* **Problem statement**: Each line of the data that includes the string "York" is to be copied out.

* **Stored data**:

▬▬▬

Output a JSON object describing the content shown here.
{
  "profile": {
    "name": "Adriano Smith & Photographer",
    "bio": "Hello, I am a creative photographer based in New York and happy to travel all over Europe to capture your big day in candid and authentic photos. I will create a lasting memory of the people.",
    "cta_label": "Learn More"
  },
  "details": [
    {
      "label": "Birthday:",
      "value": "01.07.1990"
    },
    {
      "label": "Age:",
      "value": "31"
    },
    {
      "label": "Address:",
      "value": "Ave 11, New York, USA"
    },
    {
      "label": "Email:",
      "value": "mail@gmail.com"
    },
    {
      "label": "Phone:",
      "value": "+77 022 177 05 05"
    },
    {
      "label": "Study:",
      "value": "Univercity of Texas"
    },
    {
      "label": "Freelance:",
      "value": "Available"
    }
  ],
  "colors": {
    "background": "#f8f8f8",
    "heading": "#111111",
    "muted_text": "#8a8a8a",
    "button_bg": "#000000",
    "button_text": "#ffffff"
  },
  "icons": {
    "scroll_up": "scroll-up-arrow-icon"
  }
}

▬▬▬

* **Answer to the problem**:
    "bio": "Hello, I am a creative photographer based in New York and happy to travel all over Europe to capture your big day in candid and authentic photos. I will create a lasting memory of the people.",
      "value": "Ave 11, New York, USA"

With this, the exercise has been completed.